[Items from a data source]
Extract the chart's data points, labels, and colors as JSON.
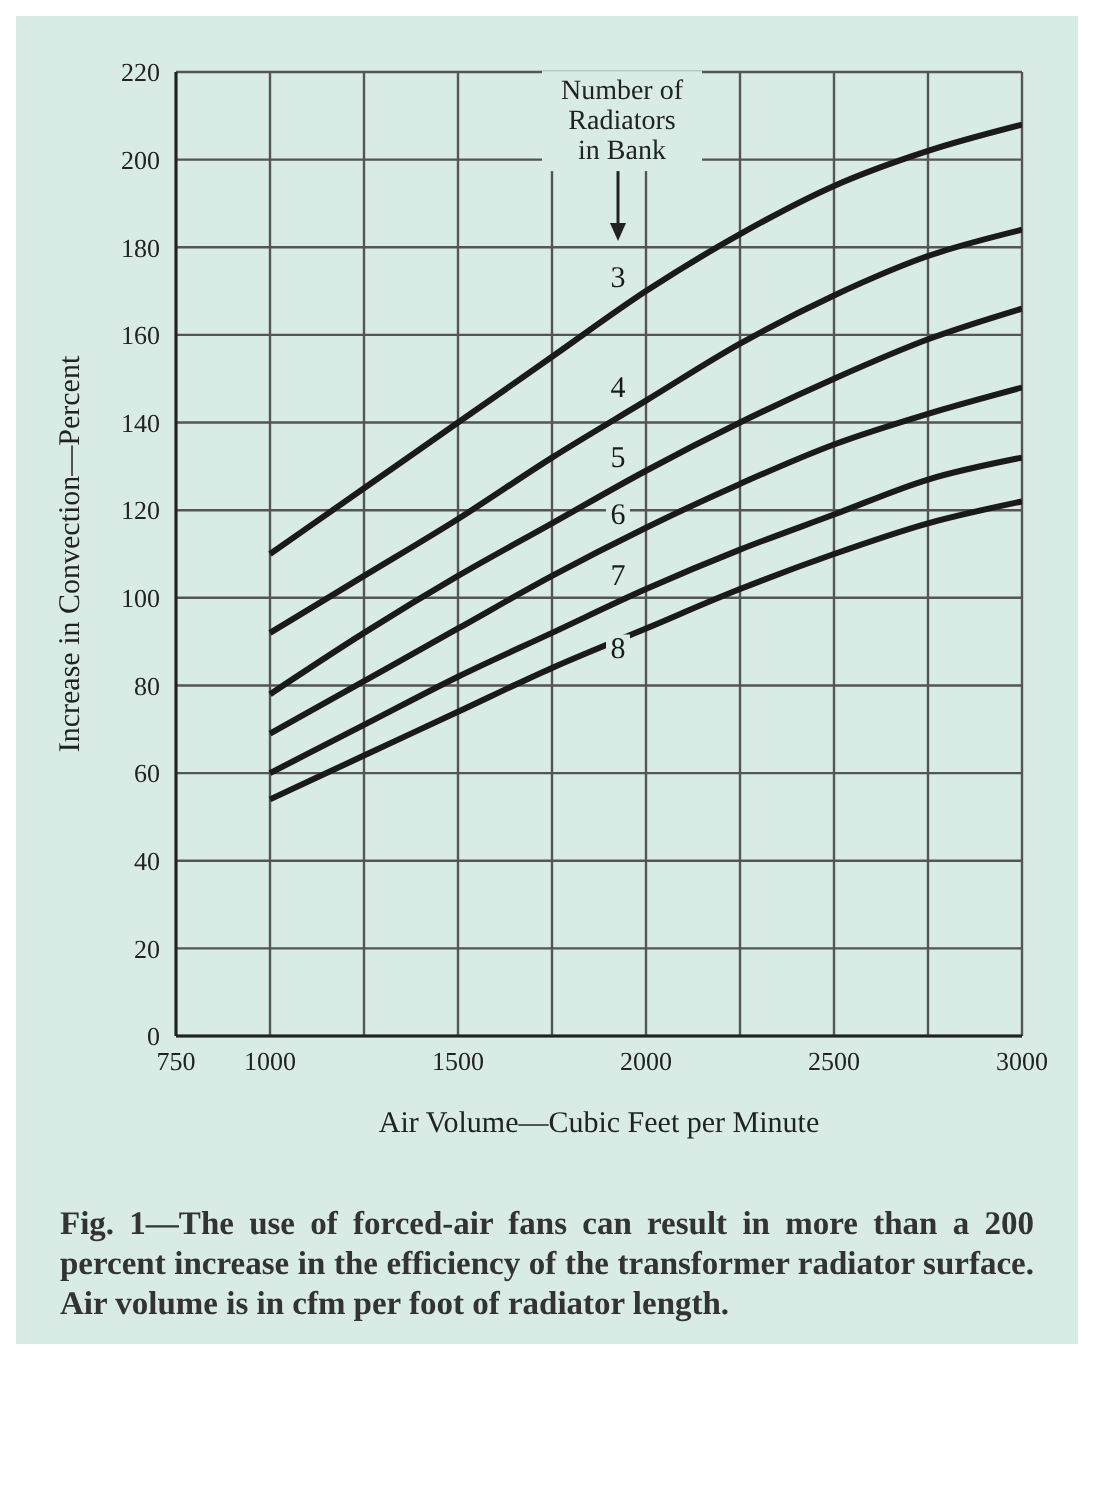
{
  "chart_data": {
    "type": "line",
    "xlabel": "Air Volume—Cubic Feet per Minute",
    "ylabel": "Increase in Convection—Percent",
    "legend_title": "Number of Radiators in Bank",
    "annotations": [
      "Fig. 1—The use of forced-air fans can result in more than a 200 percent increase in the efficiency of the transformer radiator surface. Air volume is in cfm per foot of radiator length."
    ],
    "x": [
      1000,
      1250,
      1500,
      1750,
      2000,
      2250,
      2500,
      2750,
      3000
    ],
    "series": [
      {
        "name": "3",
        "color": "#1a1a1a",
        "values": [
          110,
          125,
          140,
          155,
          170,
          183,
          194,
          202,
          208
        ]
      },
      {
        "name": "4",
        "color": "#1a1a1a",
        "values": [
          92,
          105,
          118,
          132,
          145,
          158,
          169,
          178,
          184
        ]
      },
      {
        "name": "5",
        "color": "#1a1a1a",
        "values": [
          78,
          92,
          105,
          117,
          129,
          140,
          150,
          159,
          166
        ]
      },
      {
        "name": "6",
        "color": "#1a1a1a",
        "values": [
          69,
          81,
          93,
          105,
          116,
          126,
          135,
          142,
          148
        ]
      },
      {
        "name": "7",
        "color": "#1a1a1a",
        "values": [
          60,
          71,
          82,
          92,
          102,
          111,
          119,
          127,
          132
        ]
      },
      {
        "name": "8",
        "color": "#1a1a1a",
        "values": [
          54,
          64,
          74,
          84,
          93,
          102,
          110,
          117,
          122
        ]
      }
    ],
    "xlim": [
      750,
      3000
    ],
    "ylim": [
      0,
      220
    ],
    "xticks": [
      750,
      1000,
      {
        "value": 1250,
        "label": null
      },
      1500,
      {
        "value": 1750,
        "label": null
      },
      2000,
      {
        "value": 2250,
        "label": null
      },
      2500,
      {
        "value": 2750,
        "label": null
      },
      3000
    ],
    "yticks": [
      0,
      20,
      40,
      60,
      80,
      100,
      120,
      140,
      160,
      180,
      200,
      220
    ],
    "grid": true,
    "legend": "top",
    "marker": "none",
    "line_style": "solid"
  }
}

**PROMPT**
Make an exact copy of the whole listing, but don't bring over any pictures.

**THE RESPONSE**
Extract the chart's data points, labels, and colors as JSON.
{
  "chart_data": {
    "type": "line",
    "xlabel": "Air Volume—Cubic Feet per Minute",
    "ylabel": "Increase in Convection—Percent",
    "legend_title": "Number of Radiators in Bank",
    "annotations": [
      "Fig. 1—The use of forced-air fans can result in more than a 200 percent increase in the efficiency of the transformer radiator surface. Air volume is in cfm per foot of radiator length."
    ],
    "x": [
      1000,
      1250,
      1500,
      1750,
      2000,
      2250,
      2500,
      2750,
      3000
    ],
    "series": [
      {
        "name": "3",
        "color": "#1a1a1a",
        "values": [
          110,
          125,
          140,
          155,
          170,
          183,
          194,
          202,
          208
        ]
      },
      {
        "name": "4",
        "color": "#1a1a1a",
        "values": [
          92,
          105,
          118,
          132,
          145,
          158,
          169,
          178,
          184
        ]
      },
      {
        "name": "5",
        "color": "#1a1a1a",
        "values": [
          78,
          92,
          105,
          117,
          129,
          140,
          150,
          159,
          166
        ]
      },
      {
        "name": "6",
        "color": "#1a1a1a",
        "values": [
          69,
          81,
          93,
          105,
          116,
          126,
          135,
          142,
          148
        ]
      },
      {
        "name": "7",
        "color": "#1a1a1a",
        "values": [
          60,
          71,
          82,
          92,
          102,
          111,
          119,
          127,
          132
        ]
      },
      {
        "name": "8",
        "color": "#1a1a1a",
        "values": [
          54,
          64,
          74,
          84,
          93,
          102,
          110,
          117,
          122
        ]
      }
    ],
    "xlim": [
      750,
      3000
    ],
    "ylim": [
      0,
      220
    ],
    "xticks": [
      750,
      1000,
      {
        "value": 1250,
        "label": null
      },
      1500,
      {
        "value": 1750,
        "label": null
      },
      2000,
      {
        "value": 2250,
        "label": null
      },
      2500,
      {
        "value": 2750,
        "label": null
      },
      3000
    ],
    "yticks": [
      0,
      20,
      40,
      60,
      80,
      100,
      120,
      140,
      160,
      180,
      200,
      220
    ],
    "grid": true,
    "legend": "top",
    "marker": "none",
    "line_style": "solid"
  }
}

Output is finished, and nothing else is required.